(Work instruction 1): In the methods excerpt, explain in one to three sentences why the 21 bp fragment could not be seen in the RFLP analysis of the ANP ScaI polymorphism.
(Work instruction 2): Rewrite the part of the methods excerpt that opens with the words containing "The patients’ data" and closes with "Sciences) version 25.", changing "0.05" to "0.01".
(Work instruction 3): Continue the methods excerpt on ANP measurement, genotyping and statistical analysis from where it stops.

(Source extract):
-----

Plasma Atrial Natriuretic Peptide (ANP) concentration

Plasma ANP concentration was measured by the use of enzyme-linked immunosorbent assay (ELISA) technique via sandwich immunometric assays kits (Sunred Biological Technology Co., Shanghai) for in vitro quantitative measurement of ANP concentrations in plasma. This assessment was done once for children in remission. For the active INS group, ANP levels were determined once on admission and then after the resolution of edema.

Single nucleotide polymorphism genotyping

All participants were screened for the ANP gene (A2843G) polymorphism as described by Xue et al. [12], the NPRC C (-55) A polymorphism as described by Sarzani et al. [15], and ScaI polymorphism of ANP gene as described by Gruchala et al. [16]. The genomic DNA of blood samples was extracted by EZ-10 Spin Column kits, Markham, Canada according to manufacturer instructions. The polymorphisms were genotyped by PCR-based restriction fragment length polymorphism (RFLP). PCR mixture of 12.5 μl of the PCR master mix (2x) (Thermo-Scientific Dream Taq Green PCR Master Mix, Thermo Fisher Scientific Inc, Lithuania, EU), 5 μl of the template DNA, 1.5 μl of the forward primer, 1.5 μl of the reverse primer, and 4.5 μl of the nuclease-free water to reach a total volume of 25 μl. Thermal cycler (Techne TC-312, UK) was programmed according to each polymorphism amplification program. After amplification, agarose gel was used to separate the PCR products. The PCR product of each gene was digested by the corresponding restriction enzyme and agarose gel was used to separate the products of digestion and detect the different genotypes. The primers and restriction enzymes used are presented in Table 1. Figure 1 shows PCR-RFLP genotyping of ANP ScaI polymorphism.

Table 1 The primers and restriction enzymes used for PCR-RFLP genotyping
Fig. 1
figure 1

PCR-RFLP genotyping of ANP ScaI polymorphism. A Showing visualization of 234 bp PCR product by 2% agarose gel electrophoresis, Lane M represents DNA ladder, lanes 1-7 PCR products represented by one band at 234 bp. B Showing RFLP analysis of ANP ScaI polymorphism by 3% agarose gel electrophoresis; A1A1 genotype produces 2 fragments 213 and 21 bp, A2A2 genotype produces 3 fragments 117, 96, and 21 bp (lanes 3, 5, and 6), while A1A2 produces 4 fragments 213, 117, 96, and 21 bp (lanes 2 and 7), realize that 21 bp fragment couldn’t be visualized as it’s too light and run out the gel, lane M represents DNA ladder

Statistical analysis

The patients’ data are presented as numbers (percentage), means, and standard deviation. Differences in genotype and allele frequencies were evaluated by chi-square or Fisher’s exact tests. The patients and controls were compared using Student’s t, chi-square, and Fisher’s exact tests. ANP and urinary sodium levels before and after edema resolution were compared using paired t-test. A p-value of less than 0.05 was considered significant. The statistical analysis was done by IBM® SPSS® Statistics SPSS (Statistical Package for Social Sciences) version 25.

-----

(Recorded information):
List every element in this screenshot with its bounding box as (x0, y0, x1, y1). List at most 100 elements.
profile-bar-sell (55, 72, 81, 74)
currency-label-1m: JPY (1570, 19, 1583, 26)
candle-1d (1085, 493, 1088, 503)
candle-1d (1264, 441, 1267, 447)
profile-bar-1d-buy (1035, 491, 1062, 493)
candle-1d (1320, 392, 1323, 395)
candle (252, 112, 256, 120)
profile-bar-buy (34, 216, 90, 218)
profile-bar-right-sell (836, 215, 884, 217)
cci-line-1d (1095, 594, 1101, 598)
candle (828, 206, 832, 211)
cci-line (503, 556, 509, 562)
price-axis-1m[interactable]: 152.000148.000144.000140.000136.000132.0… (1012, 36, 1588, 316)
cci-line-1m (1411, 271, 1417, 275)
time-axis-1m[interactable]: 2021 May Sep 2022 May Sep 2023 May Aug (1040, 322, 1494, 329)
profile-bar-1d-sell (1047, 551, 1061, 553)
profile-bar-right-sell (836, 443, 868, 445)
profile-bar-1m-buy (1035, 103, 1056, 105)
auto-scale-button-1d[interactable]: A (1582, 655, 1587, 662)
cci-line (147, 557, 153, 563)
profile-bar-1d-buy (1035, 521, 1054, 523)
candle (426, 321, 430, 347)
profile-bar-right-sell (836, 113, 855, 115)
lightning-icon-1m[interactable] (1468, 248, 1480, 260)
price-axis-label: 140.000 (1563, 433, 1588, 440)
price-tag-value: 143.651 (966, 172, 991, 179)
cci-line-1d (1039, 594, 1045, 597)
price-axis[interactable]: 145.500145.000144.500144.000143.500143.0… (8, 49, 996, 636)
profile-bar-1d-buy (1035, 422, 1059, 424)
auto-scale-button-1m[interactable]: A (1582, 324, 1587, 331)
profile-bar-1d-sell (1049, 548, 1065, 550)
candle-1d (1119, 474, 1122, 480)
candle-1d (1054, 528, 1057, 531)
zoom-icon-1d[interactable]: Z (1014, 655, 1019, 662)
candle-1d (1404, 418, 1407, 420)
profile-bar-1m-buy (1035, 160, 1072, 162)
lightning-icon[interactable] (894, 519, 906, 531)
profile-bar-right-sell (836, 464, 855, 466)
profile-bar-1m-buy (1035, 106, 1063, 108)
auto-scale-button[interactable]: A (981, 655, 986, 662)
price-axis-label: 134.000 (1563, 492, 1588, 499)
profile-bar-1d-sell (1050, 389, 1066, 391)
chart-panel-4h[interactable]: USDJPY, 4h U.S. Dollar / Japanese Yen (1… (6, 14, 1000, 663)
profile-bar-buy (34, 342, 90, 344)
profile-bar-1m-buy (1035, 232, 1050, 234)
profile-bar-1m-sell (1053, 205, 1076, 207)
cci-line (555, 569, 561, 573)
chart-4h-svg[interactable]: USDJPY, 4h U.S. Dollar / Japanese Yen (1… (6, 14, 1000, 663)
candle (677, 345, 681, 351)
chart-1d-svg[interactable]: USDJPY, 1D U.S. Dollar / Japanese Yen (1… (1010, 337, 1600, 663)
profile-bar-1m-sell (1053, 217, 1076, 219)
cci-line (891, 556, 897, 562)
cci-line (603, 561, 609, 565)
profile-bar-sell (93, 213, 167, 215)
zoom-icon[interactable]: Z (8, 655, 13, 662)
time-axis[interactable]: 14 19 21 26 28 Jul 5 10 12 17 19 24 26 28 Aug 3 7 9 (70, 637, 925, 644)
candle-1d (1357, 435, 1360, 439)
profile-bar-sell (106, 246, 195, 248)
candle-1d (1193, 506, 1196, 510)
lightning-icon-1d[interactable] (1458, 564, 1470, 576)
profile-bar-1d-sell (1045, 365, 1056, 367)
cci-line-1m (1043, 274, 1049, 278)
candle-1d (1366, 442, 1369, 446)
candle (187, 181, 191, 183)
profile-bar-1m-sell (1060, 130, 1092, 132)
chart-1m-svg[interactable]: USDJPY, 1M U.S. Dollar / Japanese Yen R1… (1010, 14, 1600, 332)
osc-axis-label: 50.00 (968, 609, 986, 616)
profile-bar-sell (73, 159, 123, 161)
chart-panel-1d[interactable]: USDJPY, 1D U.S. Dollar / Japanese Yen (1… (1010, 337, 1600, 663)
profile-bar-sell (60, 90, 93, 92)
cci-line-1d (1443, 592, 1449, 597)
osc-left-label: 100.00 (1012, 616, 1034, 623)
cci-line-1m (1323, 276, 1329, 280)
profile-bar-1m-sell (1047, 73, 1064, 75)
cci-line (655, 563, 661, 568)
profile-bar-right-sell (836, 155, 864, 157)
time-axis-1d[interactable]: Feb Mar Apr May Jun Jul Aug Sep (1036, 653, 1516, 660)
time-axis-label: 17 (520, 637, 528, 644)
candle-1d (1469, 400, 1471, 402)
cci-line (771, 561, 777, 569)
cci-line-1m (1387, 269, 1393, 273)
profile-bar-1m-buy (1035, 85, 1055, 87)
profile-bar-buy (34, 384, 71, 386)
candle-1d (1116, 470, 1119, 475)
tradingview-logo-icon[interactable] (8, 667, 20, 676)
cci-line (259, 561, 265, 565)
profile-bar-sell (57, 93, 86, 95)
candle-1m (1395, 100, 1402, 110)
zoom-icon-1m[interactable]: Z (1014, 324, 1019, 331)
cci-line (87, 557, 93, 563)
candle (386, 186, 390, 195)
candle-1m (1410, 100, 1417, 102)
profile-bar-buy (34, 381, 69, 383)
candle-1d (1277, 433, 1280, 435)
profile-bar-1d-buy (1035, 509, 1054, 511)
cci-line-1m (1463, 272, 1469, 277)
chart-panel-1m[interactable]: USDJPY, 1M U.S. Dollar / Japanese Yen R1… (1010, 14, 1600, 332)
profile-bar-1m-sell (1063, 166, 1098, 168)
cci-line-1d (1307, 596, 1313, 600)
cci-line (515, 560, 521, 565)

-----

(Answer space 1): The 21 bp fragment could not be visualized because it was too light and ran out of the gel.

(Answer space 2):
The patients’ data are presented as numbers (percentage), means, and standard deviation. Differences in genotype and allele frequencies were evaluated by chi-square or Fisher’s exact tests. The patients and controls were compared using Student’s t, chi-square, and Fisher’s exact tests. ANP and urinary sodium levels before and after edema resolution were compared using paired t-test. A p-value of less than 0.01 was considered significant. The statistical analysis was done by IBM® SPSS® Statistics SPSS (Statistical Package for Social Sciences) version 25.

(Answer space 3):
The clinical and laboratory data of all 100 children with NS included in the study are presented in Table 2. Serum ANP before and after treatment of edema in the active NS group are presented and compared to those of the NS in remission group. A group of 20 healthy children (13 males and 7 females) aged 6.2±1.9 years were evaluated for serum ANP which was 96.5±21.7 (ng/ml) and was significantly lower than the ANP level of the active INS (during edema) group (p=0.009) but did not show statistically significant differences when compared to ANP levels of either active INS group after resolution of edema or INS in remission group (p= 0.42 and 0.56, respectively). The genotypes and alleles frequencies of the 3 studied polymorphisms in active versus remission group did not show any significant differences (p>0.05 for all). However, among 100 INS patients, 18 had hypertension (7 maintained on captopril, 6 on losartan, and 5 combined captopril and nifedipine) the genotypes and alleles distribution in hypertensive compared to non-hypertensive patients did not show significant difference except for A2A2 genotype of ScaI polymorphism which was more frequent in hypertensive patients [p= 0.003], and A1 allele which was less frequent in hypertensive compared to non-hypertensive patients [p=0.012) (Table 3). Also, serum ANP levels did not show any significant differences between genotypes and alleles of the three studies' polymorphisms except for the A1A1 genotype of ScaI polymorphism which had higher ANP levels compared to the other 2 genotypes Table 4. ANP level distribution according to degree of edema did not show significant difference between patients with 1-puffy eyes+ LL edema + ascites (ANP 132.6±61.3 ng/ml), 2-patients with edema As 1 + scrotal or vulval edema (ANP level 127.01±49.2 ng/ml), 3-patients with edema as 1 or 2 +pleural effusion (ANP 125.4±41.8 ng/ml). Also; urinary sodium levels in the 3 groups of edema degree showed no significant difference. Higher serum ANP on admission was associated with a longer duration of edema resolution (r=0.79, p < 0.001). Urinary sodium levels and GFR in edematous patients were significantly lower while ANP levels were significantly higher than same patients after edema resolution (p< 0.001, 0.002, and < 0.001, respectively).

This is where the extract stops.